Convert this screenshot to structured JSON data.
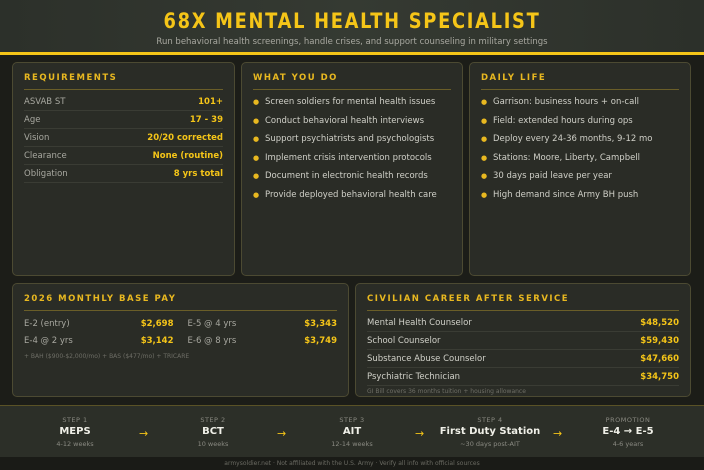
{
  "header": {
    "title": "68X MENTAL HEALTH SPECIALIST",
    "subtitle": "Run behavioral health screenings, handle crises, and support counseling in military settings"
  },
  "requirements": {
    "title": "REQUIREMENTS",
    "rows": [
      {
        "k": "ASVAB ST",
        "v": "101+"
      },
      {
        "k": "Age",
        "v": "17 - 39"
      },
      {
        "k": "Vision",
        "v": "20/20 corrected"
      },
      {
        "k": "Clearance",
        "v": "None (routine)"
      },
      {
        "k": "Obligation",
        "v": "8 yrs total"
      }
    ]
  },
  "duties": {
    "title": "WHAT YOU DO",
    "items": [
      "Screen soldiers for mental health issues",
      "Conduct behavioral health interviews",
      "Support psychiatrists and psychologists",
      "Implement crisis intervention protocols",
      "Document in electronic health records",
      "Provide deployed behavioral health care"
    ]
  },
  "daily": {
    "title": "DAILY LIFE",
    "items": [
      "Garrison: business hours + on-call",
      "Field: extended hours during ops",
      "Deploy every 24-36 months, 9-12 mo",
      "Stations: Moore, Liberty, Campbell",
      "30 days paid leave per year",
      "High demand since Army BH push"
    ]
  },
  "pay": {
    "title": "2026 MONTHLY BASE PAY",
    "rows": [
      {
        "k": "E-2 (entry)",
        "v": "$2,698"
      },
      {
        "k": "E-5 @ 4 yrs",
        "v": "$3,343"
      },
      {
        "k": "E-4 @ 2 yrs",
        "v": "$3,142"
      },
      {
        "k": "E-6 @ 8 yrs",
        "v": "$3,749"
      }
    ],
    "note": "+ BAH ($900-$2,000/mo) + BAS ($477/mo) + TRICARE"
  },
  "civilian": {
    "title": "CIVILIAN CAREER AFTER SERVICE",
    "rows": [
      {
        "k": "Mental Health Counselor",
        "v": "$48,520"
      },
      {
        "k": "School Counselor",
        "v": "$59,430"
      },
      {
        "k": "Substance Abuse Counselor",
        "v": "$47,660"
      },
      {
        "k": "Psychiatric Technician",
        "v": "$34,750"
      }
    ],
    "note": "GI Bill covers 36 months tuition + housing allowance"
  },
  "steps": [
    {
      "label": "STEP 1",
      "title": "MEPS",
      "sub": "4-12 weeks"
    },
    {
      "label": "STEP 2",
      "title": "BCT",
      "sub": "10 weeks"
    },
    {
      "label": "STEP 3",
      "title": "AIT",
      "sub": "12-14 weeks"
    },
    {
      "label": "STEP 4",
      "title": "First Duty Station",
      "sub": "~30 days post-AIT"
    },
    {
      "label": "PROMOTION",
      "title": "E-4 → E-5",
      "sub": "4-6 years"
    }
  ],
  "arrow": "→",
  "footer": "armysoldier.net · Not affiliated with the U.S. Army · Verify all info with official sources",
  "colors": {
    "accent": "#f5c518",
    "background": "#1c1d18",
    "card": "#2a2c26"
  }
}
____________________
Problem statement:
Make a word-for-word copy of the entries, without any pictures.

Finished answer:
Convert this screenshot to structured JSON data.
{
  "header": {
    "title": "68X MENTAL HEALTH SPECIALIST",
    "subtitle": "Run behavioral health screenings, handle crises, and support counseling in military settings"
  },
  "requirements": {
    "title": "REQUIREMENTS",
    "rows": [
      {
        "k": "ASVAB ST",
        "v": "101+"
      },
      {
        "k": "Age",
        "v": "17 - 39"
      },
      {
        "k": "Vision",
        "v": "20/20 corrected"
      },
      {
        "k": "Clearance",
        "v": "None (routine)"
      },
      {
        "k": "Obligation",
        "v": "8 yrs total"
      }
    ]
  },
  "duties": {
    "title": "WHAT YOU DO",
    "items": [
      "Screen soldiers for mental health issues",
      "Conduct behavioral health interviews",
      "Support psychiatrists and psychologists",
      "Implement crisis intervention protocols",
      "Document in electronic health records",
      "Provide deployed behavioral health care"
    ]
  },
  "daily": {
    "title": "DAILY LIFE",
    "items": [
      "Garrison: business hours + on-call",
      "Field: extended hours during ops",
      "Deploy every 24-36 months, 9-12 mo",
      "Stations: Moore, Liberty, Campbell",
      "30 days paid leave per year",
      "High demand since Army BH push"
    ]
  },
  "pay": {
    "title": "2026 MONTHLY BASE PAY",
    "rows": [
      {
        "k": "E-2 (entry)",
        "v": "$2,698"
      },
      {
        "k": "E-5 @ 4 yrs",
        "v": "$3,343"
      },
      {
        "k": "E-4 @ 2 yrs",
        "v": "$3,142"
      },
      {
        "k": "E-6 @ 8 yrs",
        "v": "$3,749"
      }
    ],
    "note": "+ BAH ($900-$2,000/mo) + BAS ($477/mo) + TRICARE"
  },
  "civilian": {
    "title": "CIVILIAN CAREER AFTER SERVICE",
    "rows": [
      {
        "k": "Mental Health Counselor",
        "v": "$48,520"
      },
      {
        "k": "School Counselor",
        "v": "$59,430"
      },
      {
        "k": "Substance Abuse Counselor",
        "v": "$47,660"
      },
      {
        "k": "Psychiatric Technician",
        "v": "$34,750"
      }
    ],
    "note": "GI Bill covers 36 months tuition + housing allowance"
  },
  "steps": [
    {
      "label": "STEP 1",
      "title": "MEPS",
      "sub": "4-12 weeks"
    },
    {
      "label": "STEP 2",
      "title": "BCT",
      "sub": "10 weeks"
    },
    {
      "label": "STEP 3",
      "title": "AIT",
      "sub": "12-14 weeks"
    },
    {
      "label": "STEP 4",
      "title": "First Duty Station",
      "sub": "~30 days post-AIT"
    },
    {
      "label": "PROMOTION",
      "title": "E-4 → E-5",
      "sub": "4-6 years"
    }
  ],
  "arrow": "→",
  "footer": "armysoldier.net · Not affiliated with the U.S. Army · Verify all info with official sources",
  "colors": {
    "accent": "#f5c518",
    "background": "#1c1d18",
    "card": "#2a2c26"
  }
}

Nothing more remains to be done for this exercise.